Materials provided:

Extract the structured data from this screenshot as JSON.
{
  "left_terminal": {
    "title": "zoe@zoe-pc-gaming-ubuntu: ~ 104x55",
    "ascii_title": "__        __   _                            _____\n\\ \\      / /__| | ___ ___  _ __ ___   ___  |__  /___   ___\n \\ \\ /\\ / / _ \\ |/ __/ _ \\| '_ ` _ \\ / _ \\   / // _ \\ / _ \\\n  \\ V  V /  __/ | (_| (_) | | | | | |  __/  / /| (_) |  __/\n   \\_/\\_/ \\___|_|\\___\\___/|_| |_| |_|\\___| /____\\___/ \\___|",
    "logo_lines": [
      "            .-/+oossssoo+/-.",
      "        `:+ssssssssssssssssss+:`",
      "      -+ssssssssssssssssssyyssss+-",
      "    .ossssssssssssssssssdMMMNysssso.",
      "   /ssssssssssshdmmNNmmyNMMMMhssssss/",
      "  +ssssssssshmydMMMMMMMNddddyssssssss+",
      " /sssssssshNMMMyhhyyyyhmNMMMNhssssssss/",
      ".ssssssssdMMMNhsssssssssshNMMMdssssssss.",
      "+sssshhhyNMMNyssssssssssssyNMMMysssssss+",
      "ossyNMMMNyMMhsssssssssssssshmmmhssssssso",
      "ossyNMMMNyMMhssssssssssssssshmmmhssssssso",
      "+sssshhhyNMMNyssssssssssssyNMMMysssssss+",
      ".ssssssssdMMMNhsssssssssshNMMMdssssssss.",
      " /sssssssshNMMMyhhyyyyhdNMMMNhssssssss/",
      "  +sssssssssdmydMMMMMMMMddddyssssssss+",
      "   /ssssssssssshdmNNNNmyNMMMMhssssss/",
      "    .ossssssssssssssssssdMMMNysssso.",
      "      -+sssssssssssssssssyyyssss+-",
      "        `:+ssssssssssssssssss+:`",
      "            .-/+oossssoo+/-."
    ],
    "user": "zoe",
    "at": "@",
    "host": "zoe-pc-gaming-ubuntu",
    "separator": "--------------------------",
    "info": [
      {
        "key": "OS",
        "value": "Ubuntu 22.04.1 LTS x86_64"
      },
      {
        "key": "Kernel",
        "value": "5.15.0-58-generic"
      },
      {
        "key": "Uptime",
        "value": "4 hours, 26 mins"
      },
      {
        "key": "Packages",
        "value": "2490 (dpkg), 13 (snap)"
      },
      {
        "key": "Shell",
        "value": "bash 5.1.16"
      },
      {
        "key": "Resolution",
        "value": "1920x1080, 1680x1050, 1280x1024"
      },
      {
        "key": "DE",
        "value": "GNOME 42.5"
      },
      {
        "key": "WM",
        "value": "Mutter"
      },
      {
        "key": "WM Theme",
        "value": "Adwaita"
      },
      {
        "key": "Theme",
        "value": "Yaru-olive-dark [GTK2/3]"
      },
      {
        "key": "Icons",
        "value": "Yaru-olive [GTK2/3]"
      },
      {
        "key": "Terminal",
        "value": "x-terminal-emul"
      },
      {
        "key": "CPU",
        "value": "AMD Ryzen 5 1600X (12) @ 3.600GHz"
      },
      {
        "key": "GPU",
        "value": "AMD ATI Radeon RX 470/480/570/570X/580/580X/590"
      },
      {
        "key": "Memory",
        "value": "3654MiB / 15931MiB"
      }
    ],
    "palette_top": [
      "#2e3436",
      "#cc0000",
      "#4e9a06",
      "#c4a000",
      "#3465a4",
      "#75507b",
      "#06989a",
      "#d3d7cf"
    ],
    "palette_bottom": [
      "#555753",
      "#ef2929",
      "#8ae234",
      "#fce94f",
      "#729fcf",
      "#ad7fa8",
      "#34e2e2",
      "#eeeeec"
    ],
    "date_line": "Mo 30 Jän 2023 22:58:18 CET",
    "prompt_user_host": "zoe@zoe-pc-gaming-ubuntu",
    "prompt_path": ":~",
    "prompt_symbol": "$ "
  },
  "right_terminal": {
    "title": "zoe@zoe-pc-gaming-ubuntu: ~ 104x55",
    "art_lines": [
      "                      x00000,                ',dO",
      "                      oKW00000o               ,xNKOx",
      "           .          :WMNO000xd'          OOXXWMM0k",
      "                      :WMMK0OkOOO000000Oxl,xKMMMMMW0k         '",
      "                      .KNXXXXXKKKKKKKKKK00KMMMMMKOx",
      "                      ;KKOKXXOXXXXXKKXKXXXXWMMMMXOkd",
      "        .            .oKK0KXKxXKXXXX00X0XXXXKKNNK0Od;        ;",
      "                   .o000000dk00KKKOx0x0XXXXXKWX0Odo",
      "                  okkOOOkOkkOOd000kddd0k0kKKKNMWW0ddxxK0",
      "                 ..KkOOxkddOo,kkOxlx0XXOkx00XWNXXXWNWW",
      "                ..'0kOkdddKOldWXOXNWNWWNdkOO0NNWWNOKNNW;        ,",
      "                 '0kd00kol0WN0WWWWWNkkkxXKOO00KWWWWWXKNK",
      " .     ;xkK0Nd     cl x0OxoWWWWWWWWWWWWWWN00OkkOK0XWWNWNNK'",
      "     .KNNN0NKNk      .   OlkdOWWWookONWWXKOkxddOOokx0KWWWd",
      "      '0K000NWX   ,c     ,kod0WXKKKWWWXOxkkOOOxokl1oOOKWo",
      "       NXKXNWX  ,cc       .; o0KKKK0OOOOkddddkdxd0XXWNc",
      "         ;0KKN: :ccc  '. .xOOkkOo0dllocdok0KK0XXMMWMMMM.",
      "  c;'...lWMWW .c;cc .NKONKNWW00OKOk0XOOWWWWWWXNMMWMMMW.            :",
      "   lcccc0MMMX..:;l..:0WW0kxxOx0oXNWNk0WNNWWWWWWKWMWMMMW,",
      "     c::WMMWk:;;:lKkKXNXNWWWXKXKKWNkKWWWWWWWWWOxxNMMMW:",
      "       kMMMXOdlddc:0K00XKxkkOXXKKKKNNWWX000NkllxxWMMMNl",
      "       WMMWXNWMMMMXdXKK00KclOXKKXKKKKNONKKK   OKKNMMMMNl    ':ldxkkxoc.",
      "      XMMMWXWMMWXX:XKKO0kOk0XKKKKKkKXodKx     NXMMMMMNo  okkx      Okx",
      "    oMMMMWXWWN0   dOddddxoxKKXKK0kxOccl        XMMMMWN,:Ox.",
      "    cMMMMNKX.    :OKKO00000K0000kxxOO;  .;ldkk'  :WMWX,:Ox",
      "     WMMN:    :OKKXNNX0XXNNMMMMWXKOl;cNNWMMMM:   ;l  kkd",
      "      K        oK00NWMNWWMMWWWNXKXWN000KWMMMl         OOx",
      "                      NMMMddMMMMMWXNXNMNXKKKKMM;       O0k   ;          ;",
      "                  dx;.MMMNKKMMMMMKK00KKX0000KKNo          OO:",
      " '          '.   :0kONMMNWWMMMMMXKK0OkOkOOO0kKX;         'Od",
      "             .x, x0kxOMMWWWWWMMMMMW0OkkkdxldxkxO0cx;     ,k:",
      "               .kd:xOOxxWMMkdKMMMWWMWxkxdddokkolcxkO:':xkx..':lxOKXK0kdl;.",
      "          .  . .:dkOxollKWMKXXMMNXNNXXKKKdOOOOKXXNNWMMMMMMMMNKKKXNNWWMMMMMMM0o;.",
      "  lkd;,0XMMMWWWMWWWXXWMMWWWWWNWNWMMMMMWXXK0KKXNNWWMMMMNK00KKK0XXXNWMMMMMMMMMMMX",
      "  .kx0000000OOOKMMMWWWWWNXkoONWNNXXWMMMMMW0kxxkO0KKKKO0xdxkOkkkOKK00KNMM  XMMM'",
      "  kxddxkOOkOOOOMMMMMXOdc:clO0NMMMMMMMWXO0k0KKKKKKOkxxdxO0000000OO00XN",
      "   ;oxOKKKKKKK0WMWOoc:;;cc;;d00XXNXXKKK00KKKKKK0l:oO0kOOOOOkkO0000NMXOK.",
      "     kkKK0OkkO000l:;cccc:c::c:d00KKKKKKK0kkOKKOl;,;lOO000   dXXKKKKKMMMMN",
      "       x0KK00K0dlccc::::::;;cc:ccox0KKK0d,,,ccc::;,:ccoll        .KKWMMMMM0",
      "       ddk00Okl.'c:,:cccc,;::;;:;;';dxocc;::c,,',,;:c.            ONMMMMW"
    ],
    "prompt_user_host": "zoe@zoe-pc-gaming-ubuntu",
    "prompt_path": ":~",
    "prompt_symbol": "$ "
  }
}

Written request: Find "olive". Copy every line it occurs in.

Output:
        "value": "Yaru-olive-dark [GTK2/3]"
        "value": "Yaru-olive [GTK2/3]"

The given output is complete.